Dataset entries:
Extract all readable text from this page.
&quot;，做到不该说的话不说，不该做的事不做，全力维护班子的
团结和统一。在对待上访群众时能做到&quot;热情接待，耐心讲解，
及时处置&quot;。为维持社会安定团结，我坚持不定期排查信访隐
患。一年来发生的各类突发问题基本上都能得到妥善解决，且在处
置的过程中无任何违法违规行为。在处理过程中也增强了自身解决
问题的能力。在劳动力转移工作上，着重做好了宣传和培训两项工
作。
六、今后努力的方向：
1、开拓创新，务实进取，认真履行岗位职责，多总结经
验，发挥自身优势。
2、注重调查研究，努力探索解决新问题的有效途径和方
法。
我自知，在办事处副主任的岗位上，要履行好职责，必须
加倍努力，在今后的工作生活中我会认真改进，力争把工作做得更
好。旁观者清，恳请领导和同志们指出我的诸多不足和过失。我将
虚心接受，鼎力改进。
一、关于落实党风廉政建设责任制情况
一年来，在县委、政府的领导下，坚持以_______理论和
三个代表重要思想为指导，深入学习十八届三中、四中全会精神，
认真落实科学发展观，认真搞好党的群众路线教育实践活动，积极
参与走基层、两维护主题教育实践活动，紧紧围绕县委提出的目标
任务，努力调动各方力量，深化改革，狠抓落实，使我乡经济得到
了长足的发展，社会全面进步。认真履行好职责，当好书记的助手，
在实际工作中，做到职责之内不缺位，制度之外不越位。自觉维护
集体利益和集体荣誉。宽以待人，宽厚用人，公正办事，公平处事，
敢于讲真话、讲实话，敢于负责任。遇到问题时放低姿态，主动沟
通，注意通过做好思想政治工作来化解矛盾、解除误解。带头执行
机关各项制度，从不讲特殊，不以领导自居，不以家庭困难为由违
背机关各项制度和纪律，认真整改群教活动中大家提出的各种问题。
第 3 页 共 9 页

◆ **Exercise directions**:
Reproduce every entry shown above, precisely as it stands.

◆ **Finished task**:
Extract all readable text from this page.
&quot;，做到不该说的话不说，不该做的事不做，全力维护班子的
团结和统一。在对待上访群众时能做到&quot;热情接待，耐心讲解，
及时处置&quot;。为维持社会安定团结，我坚持不定期排查信访隐
患。一年来发生的各类突发问题基本上都能得到妥善解决，且在处
置的过程中无任何违法违规行为。在处理过程中也增强了自身解决
问题的能力。在劳动力转移工作上，着重做好了宣传和培训两项工
作。
六、今后努力的方向：
1、开拓创新，务实进取，认真履行岗位职责，多总结经
验，发挥自身优势。
2、注重调查研究，努力探索解决新问题的有效途径和方
法。
我自知，在办事处副主任的岗位上，要履行好职责，必须
加倍努力，在今后的工作生活中我会认真改进，力争把工作做得更
好。旁观者清，恳请领导和同志们指出我的诸多不足和过失。我将
虚心接受，鼎力改进。
一、关于落实党风廉政建设责任制情况
一年来，在县委、政府的领导下，坚持以_______理论和
三个代表重要思想为指导，深入学习十八届三中、四中全会精神，
认真落实科学发展观，认真搞好党的群众路线教育实践活动，积极
参与走基层、两维护主题教育实践活动，紧紧围绕县委提出的目标
任务，努力调动各方力量，深化改革，狠抓落实，使我乡经济得到
了长足的发展，社会全面进步。认真履行好职责，当好书记的助手，
在实际工作中，做到职责之内不缺位，制度之外不越位。自觉维护
集体利益和集体荣誉。宽以待人，宽厚用人，公正办事，公平处事，
敢于讲真话、讲实话，敢于负责任。遇到问题时放低姿态，主动沟
通，注意通过做好思想政治工作来化解矛盾、解除误解。带头执行
机关各项制度，从不讲特殊，不以领导自居，不以家庭困难为由违
背机关各项制度和纪律，认真整改群教活动中大家提出的各种问题。
第 3 页 共 9 页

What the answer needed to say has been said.